(Extracted records)
________________________________________

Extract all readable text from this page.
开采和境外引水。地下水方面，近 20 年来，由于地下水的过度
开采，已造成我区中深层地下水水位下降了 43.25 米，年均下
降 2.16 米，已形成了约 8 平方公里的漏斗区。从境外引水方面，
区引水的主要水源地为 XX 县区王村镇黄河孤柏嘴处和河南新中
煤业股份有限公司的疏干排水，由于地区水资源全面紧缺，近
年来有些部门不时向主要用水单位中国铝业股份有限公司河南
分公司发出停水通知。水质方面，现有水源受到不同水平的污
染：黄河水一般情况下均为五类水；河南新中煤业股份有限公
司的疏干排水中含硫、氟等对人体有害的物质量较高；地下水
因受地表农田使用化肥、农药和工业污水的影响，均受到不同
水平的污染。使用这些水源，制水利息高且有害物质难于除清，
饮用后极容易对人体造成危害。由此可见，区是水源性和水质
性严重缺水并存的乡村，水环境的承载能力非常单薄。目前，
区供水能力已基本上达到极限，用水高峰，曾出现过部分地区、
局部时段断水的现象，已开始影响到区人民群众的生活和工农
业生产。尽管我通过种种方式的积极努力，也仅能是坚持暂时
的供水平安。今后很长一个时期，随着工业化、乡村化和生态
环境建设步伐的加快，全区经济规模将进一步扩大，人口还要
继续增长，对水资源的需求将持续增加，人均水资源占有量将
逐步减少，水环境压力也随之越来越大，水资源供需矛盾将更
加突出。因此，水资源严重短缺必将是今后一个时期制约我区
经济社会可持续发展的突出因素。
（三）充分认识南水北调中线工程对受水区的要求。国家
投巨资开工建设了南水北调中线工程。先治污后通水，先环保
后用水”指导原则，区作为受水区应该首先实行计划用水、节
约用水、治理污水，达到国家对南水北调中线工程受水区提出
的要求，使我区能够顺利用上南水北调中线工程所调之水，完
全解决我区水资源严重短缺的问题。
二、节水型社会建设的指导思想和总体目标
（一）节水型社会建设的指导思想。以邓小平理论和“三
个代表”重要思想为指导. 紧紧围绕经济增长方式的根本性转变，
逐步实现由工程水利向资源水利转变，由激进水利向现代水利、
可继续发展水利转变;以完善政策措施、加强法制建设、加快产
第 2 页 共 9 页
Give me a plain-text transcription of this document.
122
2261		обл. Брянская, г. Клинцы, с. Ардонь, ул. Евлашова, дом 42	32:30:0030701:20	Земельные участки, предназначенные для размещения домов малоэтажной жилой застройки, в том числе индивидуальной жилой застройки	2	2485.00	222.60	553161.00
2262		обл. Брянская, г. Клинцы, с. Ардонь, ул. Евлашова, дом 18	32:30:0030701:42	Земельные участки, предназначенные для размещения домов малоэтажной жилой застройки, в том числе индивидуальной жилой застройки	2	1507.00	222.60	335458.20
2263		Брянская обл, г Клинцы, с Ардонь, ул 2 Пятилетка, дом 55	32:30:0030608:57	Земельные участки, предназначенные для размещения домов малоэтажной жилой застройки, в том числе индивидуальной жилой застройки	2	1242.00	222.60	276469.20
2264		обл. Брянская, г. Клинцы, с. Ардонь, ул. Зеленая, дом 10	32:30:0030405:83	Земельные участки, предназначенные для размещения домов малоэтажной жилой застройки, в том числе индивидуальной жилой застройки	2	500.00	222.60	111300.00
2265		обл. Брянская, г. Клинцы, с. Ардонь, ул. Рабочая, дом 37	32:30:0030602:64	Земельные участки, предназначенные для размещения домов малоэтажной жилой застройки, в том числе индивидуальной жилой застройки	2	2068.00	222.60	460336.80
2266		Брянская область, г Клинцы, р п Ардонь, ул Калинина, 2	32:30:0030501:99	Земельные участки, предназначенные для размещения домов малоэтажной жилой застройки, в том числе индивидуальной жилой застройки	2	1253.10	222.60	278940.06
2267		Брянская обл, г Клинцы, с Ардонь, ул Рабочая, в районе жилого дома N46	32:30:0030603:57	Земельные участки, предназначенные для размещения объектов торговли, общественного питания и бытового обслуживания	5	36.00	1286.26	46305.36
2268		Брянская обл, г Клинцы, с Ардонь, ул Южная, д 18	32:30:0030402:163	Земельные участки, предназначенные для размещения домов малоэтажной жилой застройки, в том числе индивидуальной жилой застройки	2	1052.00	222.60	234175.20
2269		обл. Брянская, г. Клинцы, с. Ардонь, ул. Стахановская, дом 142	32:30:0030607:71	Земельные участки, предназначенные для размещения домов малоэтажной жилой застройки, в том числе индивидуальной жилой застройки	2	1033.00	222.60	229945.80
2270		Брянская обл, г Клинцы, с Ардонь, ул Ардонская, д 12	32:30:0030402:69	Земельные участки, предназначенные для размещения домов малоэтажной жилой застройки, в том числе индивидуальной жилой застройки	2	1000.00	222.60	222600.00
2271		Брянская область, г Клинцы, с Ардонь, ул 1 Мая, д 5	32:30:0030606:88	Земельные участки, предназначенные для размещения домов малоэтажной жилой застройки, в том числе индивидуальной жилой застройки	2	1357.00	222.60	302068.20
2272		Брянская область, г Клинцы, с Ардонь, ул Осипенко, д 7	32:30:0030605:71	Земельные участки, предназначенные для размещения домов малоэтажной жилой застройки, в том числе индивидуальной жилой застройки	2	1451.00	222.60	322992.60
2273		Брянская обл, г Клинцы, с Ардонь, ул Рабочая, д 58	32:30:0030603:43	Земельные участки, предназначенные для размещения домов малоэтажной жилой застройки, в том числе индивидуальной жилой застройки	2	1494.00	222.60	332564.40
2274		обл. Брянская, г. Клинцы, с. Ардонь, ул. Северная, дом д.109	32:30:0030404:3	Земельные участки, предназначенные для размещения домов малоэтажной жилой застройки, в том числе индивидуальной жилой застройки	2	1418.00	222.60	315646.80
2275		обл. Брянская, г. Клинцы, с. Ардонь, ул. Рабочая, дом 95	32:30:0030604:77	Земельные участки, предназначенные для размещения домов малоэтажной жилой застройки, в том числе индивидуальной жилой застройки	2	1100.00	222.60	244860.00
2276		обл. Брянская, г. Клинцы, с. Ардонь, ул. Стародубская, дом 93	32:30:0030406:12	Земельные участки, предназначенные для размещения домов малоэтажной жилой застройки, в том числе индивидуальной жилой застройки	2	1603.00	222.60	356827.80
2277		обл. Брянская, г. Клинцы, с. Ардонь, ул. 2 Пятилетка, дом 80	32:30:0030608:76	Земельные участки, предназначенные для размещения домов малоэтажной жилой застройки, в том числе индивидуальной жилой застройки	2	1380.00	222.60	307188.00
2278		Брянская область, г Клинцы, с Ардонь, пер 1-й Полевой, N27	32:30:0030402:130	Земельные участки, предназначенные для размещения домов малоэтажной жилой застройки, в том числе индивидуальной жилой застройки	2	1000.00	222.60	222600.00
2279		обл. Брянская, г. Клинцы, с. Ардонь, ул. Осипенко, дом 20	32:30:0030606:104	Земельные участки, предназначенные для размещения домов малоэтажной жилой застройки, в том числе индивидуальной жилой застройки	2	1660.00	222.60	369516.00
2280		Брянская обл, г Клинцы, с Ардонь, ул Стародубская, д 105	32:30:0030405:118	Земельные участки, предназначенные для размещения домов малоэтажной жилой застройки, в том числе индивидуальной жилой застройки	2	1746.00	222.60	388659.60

________________________________________

EXERCISE BRIEF:
Your task is to repeat every entry exactly.

FINAL ANSWER:
Extract all readable text from this page.
开采和境外引水。地下水方面，近 20 年来，由于地下水的过度
开采，已造成我区中深层地下水水位下降了 43.25 米，年均下
降 2.16 米，已形成了约 8 平方公里的漏斗区。从境外引水方面，
区引水的主要水源地为 XX 县区王村镇黄河孤柏嘴处和河南新中
煤业股份有限公司的疏干排水，由于地区水资源全面紧缺，近
年来有些部门不时向主要用水单位中国铝业股份有限公司河南
分公司发出停水通知。水质方面，现有水源受到不同水平的污
染：黄河水一般情况下均为五类水；河南新中煤业股份有限公
司的疏干排水中含硫、氟等对人体有害的物质量较高；地下水
因受地表农田使用化肥、农药和工业污水的影响，均受到不同
水平的污染。使用这些水源，制水利息高且有害物质难于除清，
饮用后极容易对人体造成危害。由此可见，区是水源性和水质
性严重缺水并存的乡村，水环境的承载能力非常单薄。目前，
区供水能力已基本上达到极限，用水高峰，曾出现过部分地区、
局部时段断水的现象，已开始影响到区人民群众的生活和工农
业生产。尽管我通过种种方式的积极努力，也仅能是坚持暂时
的供水平安。今后很长一个时期，随着工业化、乡村化和生态
环境建设步伐的加快，全区经济规模将进一步扩大，人口还要
继续增长，对水资源的需求将持续增加，人均水资源占有量将
逐步减少，水环境压力也随之越来越大，水资源供需矛盾将更
加突出。因此，水资源严重短缺必将是今后一个时期制约我区
经济社会可持续发展的突出因素。
（三）充分认识南水北调中线工程对受水区的要求。国家
投巨资开工建设了南水北调中线工程。先治污后通水，先环保
后用水”指导原则，区作为受水区应该首先实行计划用水、节
约用水、治理污水，达到国家对南水北调中线工程受水区提出
的要求，使我区能够顺利用上南水北调中线工程所调之水，完
全解决我区水资源严重短缺的问题。
二、节水型社会建设的指导思想和总体目标
（一）节水型社会建设的指导思想。以邓小平理论和“三
个代表”重要思想为指导. 紧紧围绕经济增长方式的根本性转变，
逐步实现由工程水利向资源水利转变，由激进水利向现代水利、
可继续发展水利转变;以完善政策措施、加强法制建设、加快产
第 2 页 共 9 页
Give me a plain-text transcription of this document.
122
2261		обл. Брянская, г. Клинцы, с. Ардонь, ул. Евлашова, дом 42	32:30:0030701:20	Земельные участки, предназначенные для размещения домов малоэтажной жилой застройки, в том числе индивидуальной жилой застройки	2	2485.00	222.60	553161.00
2262		обл. Брянская, г. Клинцы, с. Ардонь, ул. Евлашова, дом 18	32:30:0030701:42	Земельные участки, предназначенные для размещения домов малоэтажной жилой застройки, в том числе индивидуальной жилой застройки	2	1507.00	222.60	335458.20
2263		Брянская обл, г Клинцы, с Ардонь, ул 2 Пятилетка, дом 55	32:30:0030608:57	Земельные участки, предназначенные для размещения домов малоэтажной жилой застройки, в том числе индивидуальной жилой застройки	2	1242.00	222.60	276469.20
2264		обл. Брянская, г. Клинцы, с. Ардонь, ул. Зеленая, дом 10	32:30:0030405:83	Земельные участки, предназначенные для размещения домов малоэтажной жилой застройки, в том числе индивидуальной жилой застройки	2	500.00	222.60	111300.00
2265		обл. Брянская, г. Клинцы, с. Ардонь, ул. Рабочая, дом 37	32:30:0030602:64	Земельные участки, предназначенные для размещения домов малоэтажной жилой застройки, в том числе индивидуальной жилой застройки	2	2068.00	222.60	460336.80
2266		Брянская область, г Клинцы, р п Ардонь, ул Калинина, 2	32:30:0030501:99	Земельные участки, предназначенные для размещения домов малоэтажной жилой застройки, в том числе индивидуальной жилой застройки	2	1253.10	222.60	278940.06
2267		Брянская обл, г Клинцы, с Ардонь, ул Рабочая, в районе жилого дома N46	32:30:0030603:57	Земельные участки, предназначенные для размещения объектов торговли, общественного питания и бытового обслуживания	5	36.00	1286.26	46305.36
2268		Брянская обл, г Клинцы, с Ардонь, ул Южная, д 18	32:30:0030402:163	Земельные участки, предназначенные для размещения домов малоэтажной жилой застройки, в том числе индивидуальной жилой застройки	2	1052.00	222.60	234175.20
2269		обл. Брянская, г. Клинцы, с. Ардонь, ул. Стахановская, дом 142	32:30:0030607:71	Земельные участки, предназначенные для размещения домов малоэтажной жилой застройки, в том числе индивидуальной жилой застройки	2	1033.00	222.60	229945.80
2270		Брянская обл, г Клинцы, с Ардонь, ул Ардонская, д 12	32:30:0030402:69	Земельные участки, предназначенные для размещения домов малоэтажной жилой застройки, в том числе индивидуальной жилой застройки	2	1000.00	222.60	222600.00
2271		Брянская область, г Клинцы, с Ардонь, ул 1 Мая, д 5	32:30:0030606:88	Земельные участки, предназначенные для размещения домов малоэтажной жилой застройки, в том числе индивидуальной жилой застройки	2	1357.00	222.60	302068.20
2272		Брянская область, г Клинцы, с Ардонь, ул Осипенко, д 7	32:30:0030605:71	Земельные участки, предназначенные для размещения домов малоэтажной жилой застройки, в том числе индивидуальной жилой застройки	2	1451.00	222.60	322992.60
2273		Брянская обл, г Клинцы, с Ардонь, ул Рабочая, д 58	32:30:0030603:43	Земельные участки, предназначенные для размещения домов малоэтажной жилой застройки, в том числе индивидуальной жилой застройки	2	1494.00	222.60	332564.40
2274		обл. Брянская, г. Клинцы, с. Ардонь, ул. Северная, дом д.109	32:30:0030404:3	Земельные участки, предназначенные для размещения домов малоэтажной жилой застройки, в том числе индивидуальной жилой застройки	2	1418.00	222.60	315646.80
2275		обл. Брянская, г. Клинцы, с. Ардонь, ул. Рабочая, дом 95	32:30:0030604:77	Земельные участки, предназначенные для размещения домов малоэтажной жилой застройки, в том числе индивидуальной жилой застройки	2	1100.00	222.60	244860.00
2276		обл. Брянская, г. Клинцы, с. Ардонь, ул. Стародубская, дом 93	32:30:0030406:12	Земельные участки, предназначенные для размещения домов малоэтажной жилой застройки, в том числе индивидуальной жилой застройки	2	1603.00	222.60	356827.80
2277		обл. Брянская, г. Клинцы, с. Ардонь, ул. 2 Пятилетка, дом 80	32:30:0030608:76	Земельные участки, предназначенные для размещения домов малоэтажной жилой застройки, в том числе индивидуальной жилой застройки	2	1380.00	222.60	307188.00
2278		Брянская область, г Клинцы, с Ардонь, пер 1-й Полевой, N27	32:30:0030402:130	Земельные участки, предназначенные для размещения домов малоэтажной жилой застройки, в том числе индивидуальной жилой застройки	2	1000.00	222.60	222600.00
2279		обл. Брянская, г. Клинцы, с. Ардонь, ул. Осипенко, дом 20	32:30:0030606:104	Земельные участки, предназначенные для размещения домов малоэтажной жилой застройки, в том числе индивидуальной жилой застройки	2	1660.00	222.60	369516.00
2280		Брянская обл, г Клинцы, с Ардонь, ул Стародубская, д 105	32:30:0030405:118	Земельные участки, предназначенные для размещения домов малоэтажной жилой застройки, в том числе индивидуальной жилой застройки	2	1746.00	222.60	388659.60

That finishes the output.